Task brief: Reproduce all of the records exactly.

Task inputs:
▼

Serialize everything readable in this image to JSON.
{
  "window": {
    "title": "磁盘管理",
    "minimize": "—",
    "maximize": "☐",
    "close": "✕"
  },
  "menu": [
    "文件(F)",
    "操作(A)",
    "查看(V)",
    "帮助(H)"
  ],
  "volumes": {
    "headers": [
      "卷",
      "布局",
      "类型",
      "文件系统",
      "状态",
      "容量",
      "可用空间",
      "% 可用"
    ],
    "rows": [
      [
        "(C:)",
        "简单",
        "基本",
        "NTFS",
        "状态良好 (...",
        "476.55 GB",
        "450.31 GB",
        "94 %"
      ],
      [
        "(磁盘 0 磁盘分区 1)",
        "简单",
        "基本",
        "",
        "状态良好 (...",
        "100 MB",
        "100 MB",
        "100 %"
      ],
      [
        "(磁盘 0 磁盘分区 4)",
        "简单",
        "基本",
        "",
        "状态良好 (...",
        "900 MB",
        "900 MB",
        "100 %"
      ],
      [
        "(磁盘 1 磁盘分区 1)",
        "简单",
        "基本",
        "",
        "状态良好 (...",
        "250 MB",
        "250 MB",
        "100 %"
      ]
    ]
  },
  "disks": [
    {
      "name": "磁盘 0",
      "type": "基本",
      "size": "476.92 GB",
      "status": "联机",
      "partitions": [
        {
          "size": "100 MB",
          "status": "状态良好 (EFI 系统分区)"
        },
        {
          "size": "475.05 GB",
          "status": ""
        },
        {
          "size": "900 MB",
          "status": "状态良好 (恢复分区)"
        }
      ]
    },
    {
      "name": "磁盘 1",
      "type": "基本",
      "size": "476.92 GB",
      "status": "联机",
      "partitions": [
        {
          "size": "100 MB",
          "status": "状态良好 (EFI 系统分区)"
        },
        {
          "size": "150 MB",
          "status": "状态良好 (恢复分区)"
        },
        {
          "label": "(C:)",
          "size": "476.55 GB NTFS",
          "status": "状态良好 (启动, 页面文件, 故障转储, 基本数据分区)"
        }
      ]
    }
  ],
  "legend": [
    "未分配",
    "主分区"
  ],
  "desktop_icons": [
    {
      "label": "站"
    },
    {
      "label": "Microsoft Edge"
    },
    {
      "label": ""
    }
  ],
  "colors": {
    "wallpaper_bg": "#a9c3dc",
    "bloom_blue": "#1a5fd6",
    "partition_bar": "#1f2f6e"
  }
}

▲

Exercise output:
Serialize everything readable in this image to JSON.
{
  "window": {
    "title": "磁盘管理",
    "minimize": "—",
    "maximize": "☐",
    "close": "✕"
  },
  "menu": [
    "文件(F)",
    "操作(A)",
    "查看(V)",
    "帮助(H)"
  ],
  "volumes": {
    "headers": [
      "卷",
      "布局",
      "类型",
      "文件系统",
      "状态",
      "容量",
      "可用空间",
      "% 可用"
    ],
    "rows": [
      [
        "(C:)",
        "简单",
        "基本",
        "NTFS",
        "状态良好 (...",
        "476.55 GB",
        "450.31 GB",
        "94 %"
      ],
      [
        "(磁盘 0 磁盘分区 1)",
        "简单",
        "基本",
        "",
        "状态良好 (...",
        "100 MB",
        "100 MB",
        "100 %"
      ],
      [
        "(磁盘 0 磁盘分区 4)",
        "简单",
        "基本",
        "",
        "状态良好 (...",
        "900 MB",
        "900 MB",
        "100 %"
      ],
      [
        "(磁盘 1 磁盘分区 1)",
        "简单",
        "基本",
        "",
        "状态良好 (...",
        "250 MB",
        "250 MB",
        "100 %"
      ]
    ]
  },
  "disks": [
    {
      "name": "磁盘 0",
      "type": "基本",
      "size": "476.92 GB",
      "status": "联机",
      "partitions": [
        {
          "size": "100 MB",
          "status": "状态良好 (EFI 系统分区)"
        },
        {
          "size": "475.05 GB",
          "status": ""
        },
        {
          "size": "900 MB",
          "status": "状态良好 (恢复分区)"
        }
      ]
    },
    {
      "name": "磁盘 1",
      "type": "基本",
      "size": "476.92 GB",
      "status": "联机",
      "partitions": [
        {
          "size": "100 MB",
          "status": "状态良好 (EFI 系统分区)"
        },
        {
          "size": "150 MB",
          "status": "状态良好 (恢复分区)"
        },
        {
          "label": "(C:)",
          "size": "476.55 GB NTFS",
          "status": "状态良好 (启动, 页面文件, 故障转储, 基本数据分区)"
        }
      ]
    }
  ],
  "legend": [
    "未分配",
    "主分区"
  ],
  "desktop_icons": [
    {
      "label": "站"
    },
    {
      "label": "Microsoft Edge"
    },
    {
      "label": ""
    }
  ],
  "colors": {
    "wallpaper_bg": "#a9c3dc",
    "bloom_blue": "#1a5fd6",
    "partition_bar": "#1f2f6e"
  }
}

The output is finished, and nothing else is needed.